- **Dataset records**:
——————

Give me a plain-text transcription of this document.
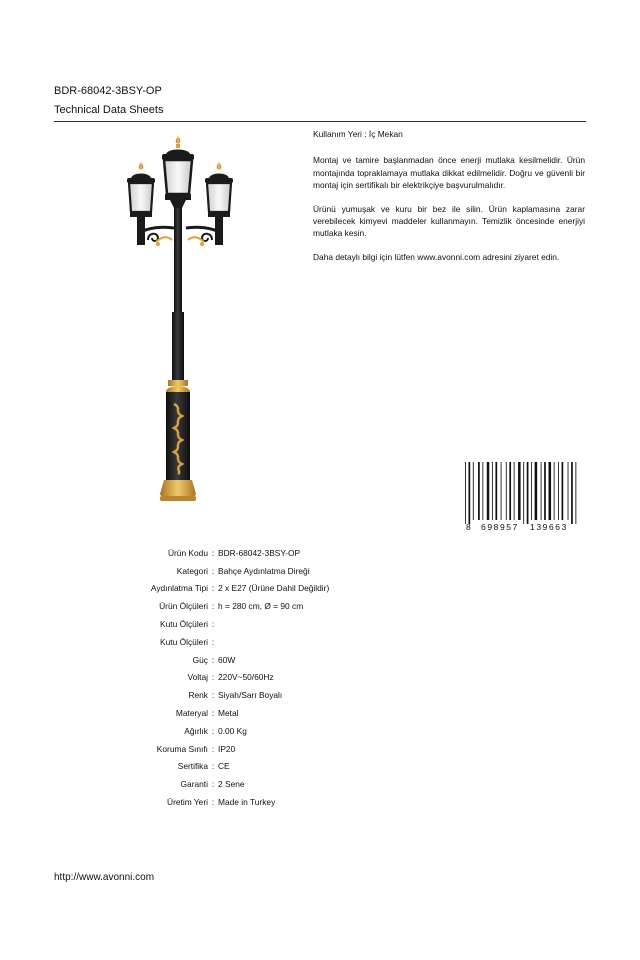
BDR-68042-3BSY-OP

Technical Data Sheets

Kullanım Yeri : İç Mekan

Montaj ve tamire başlanmadan önce enerji mutlaka kesilmelidir. Ürün montajında topraklamaya mutlaka dikkat edilmelidir. Doğru ve güvenli bir montaj için sertifikalı bir elektrikçiye başvurulmalıdır.

Ürünü yumuşak ve kuru bir bez ile silin. Ürün kaplamasına zarar verebilecek kimyevi maddeler kullanmayın. Temizlik öncesinde enerjiyi mutlaka kesin.

Daha detaylı bilgi için lütfen www.avonni.com adresini ziyaret edin.

8 698957 139663
Ürün Kodu : BDR-68042-3BSY-OP
Kategori : Bahçe Aydınlatma Direği
Aydınlatma Tipi : 2 x E27 (Ürüne Dahil Değildir)
Ürün Ölçüleri : h = 280 cm, Ø = 90 cm
Kutu Ölçüleri :
Kutu Ölçüleri :
Güç : 60W
Voltaj : 220V~50/60Hz
Renk : Siyah/Sarı Boyalı
Materyal : Metal
Ağırlık : 0.00 Kg
Koruma Sınıfı : IP20
Sertifika : CE
Garanti : 2 Sene
Üretim Yeri : Made in Turkey
http://www.avonni.com
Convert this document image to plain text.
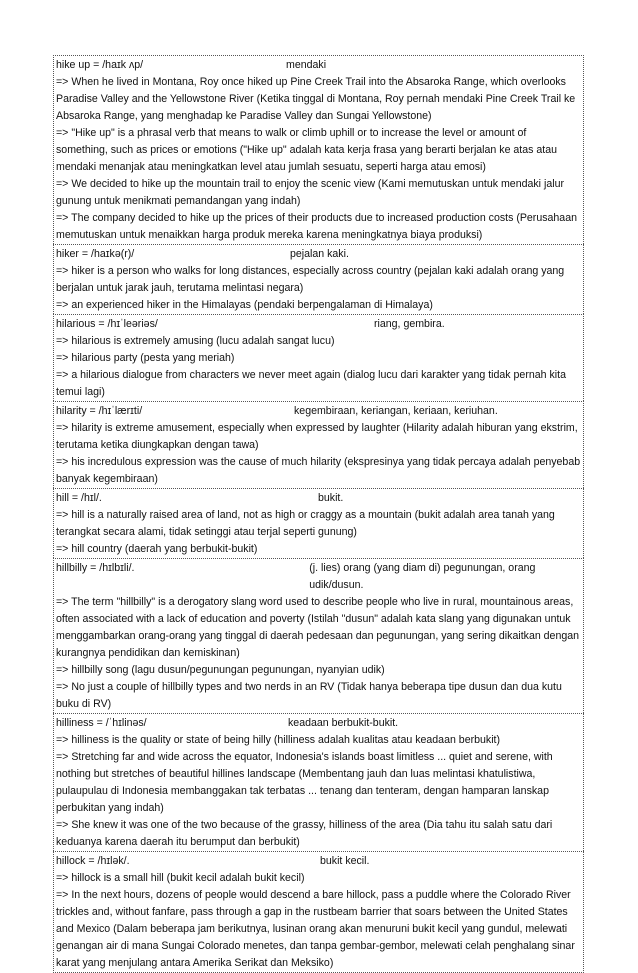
hike up = /haɪk ʌp/	mendaki
=> When he lived in Montana, Roy once hiked up Pine Creek Trail into the Absaroka Range, which overlooks Paradise Valley and the Yellowstone River (Ketika tinggal di Montana, Roy pernah mendaki Pine Creek Trail ke Absaroka Range, yang menghadap ke Paradise Valley dan Sungai Yellowstone)
=> "Hike up" is a phrasal verb that means to walk or climb uphill or to increase the level or amount of something, such as prices or emotions ("Hike up" adalah kata kerja frasa yang berarti berjalan ke atas atau mendaki menanjak atau meningkatkan level atau jumlah sesuatu, seperti harga atau emosi)
=> We decided to hike up the mountain trail to enjoy the scenic view (Kami memutuskan untuk mendaki jalur gunung untuk menikmati pemandangan yang indah)
=> The company decided to hike up the prices of their products due to increased production costs (Perusahaan memutuskan untuk menaikkan harga produk mereka karena meningkatnya biaya produksi)
hiker = /haɪkə(r)/	pejalan kaki.
=> hiker is a person who walks for long distances, especially across country (pejalan kaki adalah orang yang berjalan untuk jarak jauh, terutama melintasi negara)
=> an experienced hiker in the Himalayas (pendaki berpengalaman di Himalaya)
hilarious = /hɪˈleəriəs/	riang, gembira.
=> hilarious is extremely amusing (lucu adalah sangat lucu)
=> hilarious party (pesta yang meriah)
=> a hilarious dialogue from characters we never meet again (dialog lucu dari karakter yang tidak pernah kita temui lagi)
hilarity = /hɪˈlærɪti/	kegembiraan, keriangan, keriaan, keriuhan.
=> hilarity is extreme amusement, especially when expressed by laughter (Hilarity adalah hiburan yang ekstrim, terutama ketika diungkapkan dengan tawa)
=> his incredulous expression was the cause of much hilarity (ekspresinya yang tidak percaya adalah penyebab banyak kegembiraan)
hill = /hɪl/.	bukit.
=> hill is a naturally raised area of land, not as high or craggy as a mountain (bukit adalah area tanah yang terangkat secara alami, tidak setinggi atau terjal seperti gunung)
=> hill country (daerah yang berbukit-bukit)
hillbilly = /hɪlbɪli/.	(j. lies) orang (yang diam di) pegunungan, orang udik/dusun.
=> The term "hillbilly" is a derogatory slang word used to describe people who live in rural, mountainous areas, often associated with a lack of education and poverty (Istilah "dusun" adalah kata slang yang digunakan untuk menggambarkan orang-orang yang tinggal di daerah pedesaan dan pegunungan, yang sering dikaitkan dengan kurangnya pendidikan dan kemiskinan)
=> hillbilly song (lagu dusun/pegunungan pegunungan, nyanyian udik)
=> No just a couple of hillbilly types and two nerds in an RV (Tidak hanya beberapa tipe dusun dan dua kutu buku di RV)
hilliness = /ˈhɪlinəs/	keadaan berbukit-bukit.
=> hilliness is the quality or state of being hilly (hilliness adalah kualitas atau keadaan berbukit)
=> Stretching far and wide across the equator, Indonesia's islands boast limitless ... quiet and serene, with nothing but stretches of beautiful hillines landscape (Membentang jauh dan luas melintasi khatulistiwa, pulaupulau di Indonesia membanggakan tak terbatas ... tenang dan tenteram, dengan hamparan lanskap perbukitan yang indah)
=> She knew it was one of the two because of the grassy, hilliness of the area (Dia tahu itu salah satu dari keduanya karena daerah itu berumput dan berbukit)
hillock = /hɪlək/.	bukit kecil.
=> hillock is a small hill (bukit kecil adalah bukit kecil)
=> In the next hours, dozens of people would descend a bare hillock, pass a puddle where the Colorado River trickles and, without fanfare, pass through a gap in the rustbeam barrier that soars between the United States and Mexico (Dalam beberapa jam berikutnya, lusinan orang akan menuruni bukit kecil yang gundul, melewati genangan air di mana Sungai Colorado menetes, dan tanpa gembar-gembor, melewati celah penghalang sinar karat yang menjulang antara Amerika Serikat dan Meksiko)
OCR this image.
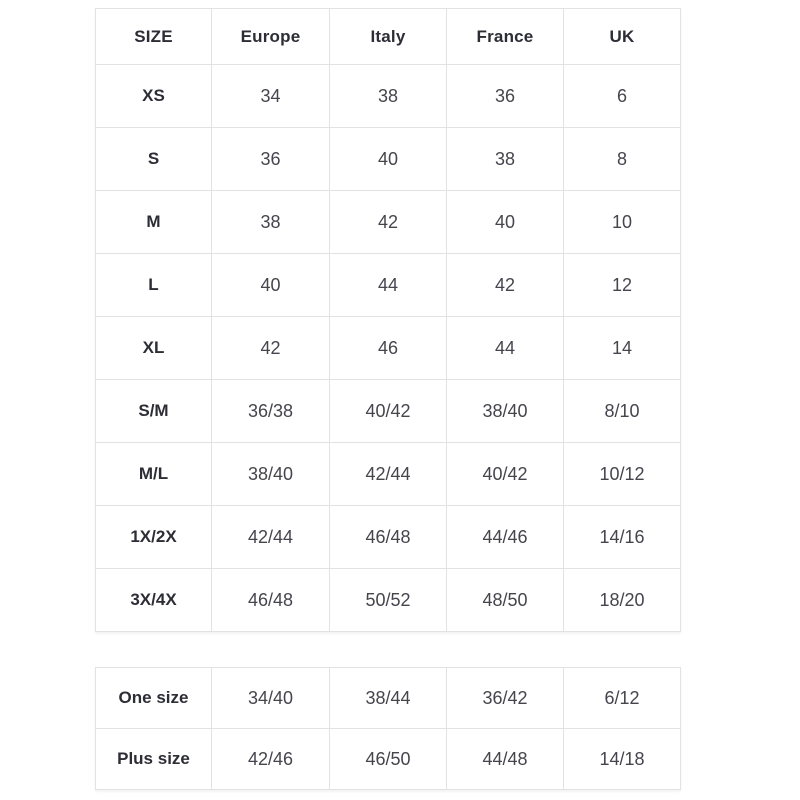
SIZE	Europe	Italy	France	UK
XS	34	38	36	6
S	36	40	38	8
M	38	42	40	10
L	40	44	42	12
XL	42	46	44	14
S/M	36/38	40/42	38/40	8/10
M/L	38/40	42/44	40/42	10/12
1X/2X	42/44	46/48	44/46	14/16
3X/4X	46/48	50/52	48/50	18/20
One size	34/40	38/44	36/42	6/12
Plus size	42/46	46/50	44/48	14/18
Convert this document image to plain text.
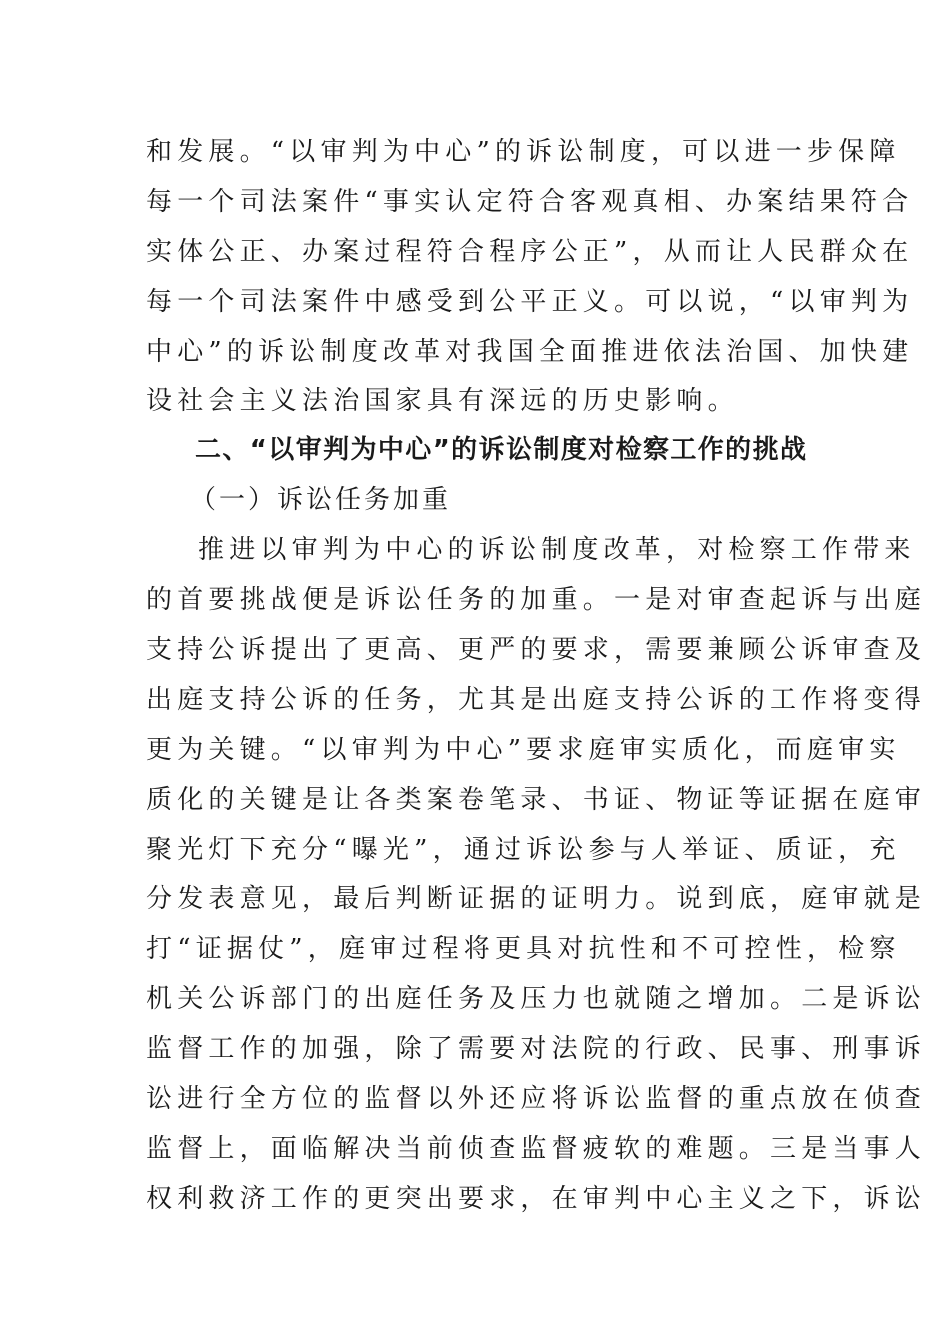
和发展。“以审判为中心”的诉讼制度，可以进一步保障
每一个司法案件“事实认定符合客观真相、办案结果符合
实体公正、办案过程符合程序公正”，从而让人民群众在
每一个司法案件中感受到公平正义。可以说，“以审判为
中心”的诉讼制度改革对我国全面推进依法治国、加快建
设社会主义法治国家具有深远的历史影响。
二、“以审判为中心”的诉讼制度对检察工作的挑战
（一）诉讼任务加重
推进以审判为中心的诉讼制度改革，对检察工作带来
的首要挑战便是诉讼任务的加重。一是对审查起诉与出庭
支持公诉提出了更高、更严的要求，需要兼顾公诉审查及
出庭支持公诉的任务，尤其是出庭支持公诉的工作将变得
更为关键。“以审判为中心”要求庭审实质化，而庭审实
质化的关键是让各类案卷笔录、书证、物证等证据在庭审
聚光灯下充分“曝光”，通过诉讼参与人举证、质证，充
分发表意见，最后判断证据的证明力。说到底，庭审就是
打“证据仗”，庭审过程将更具对抗性和不可控性，检察
机关公诉部门的出庭任务及压力也就随之增加。二是诉讼
监督工作的加强，除了需要对法院的行政、民事、刑事诉
讼进行全方位的监督以外还应将诉讼监督的重点放在侦查
监督上，面临解决当前侦查监督疲软的难题。三是当事人
权利救济工作的更突出要求，在审判中心主义之下，诉讼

——————

- **WHAT YOU SHOULD DO**:
Show the lines of the records that include the string "harga".

- **CORRECT RESULT**:
=> "Hike up" is a phrasal verb that means to walk or climb uphill or to increase the level or amount of something, such as prices or emotions ("Hike up" adalah kata kerja frasa yang berarti berjalan ke atas atau mendaki menanjak atau meningkatkan level atau jumlah sesuatu, seperti harga atau emosi)
=> The company decided to hike up the prices of their products due to increased production costs (Perusahaan memutuskan untuk menaikkan harga produk mereka karena meningkatnya biaya produksi)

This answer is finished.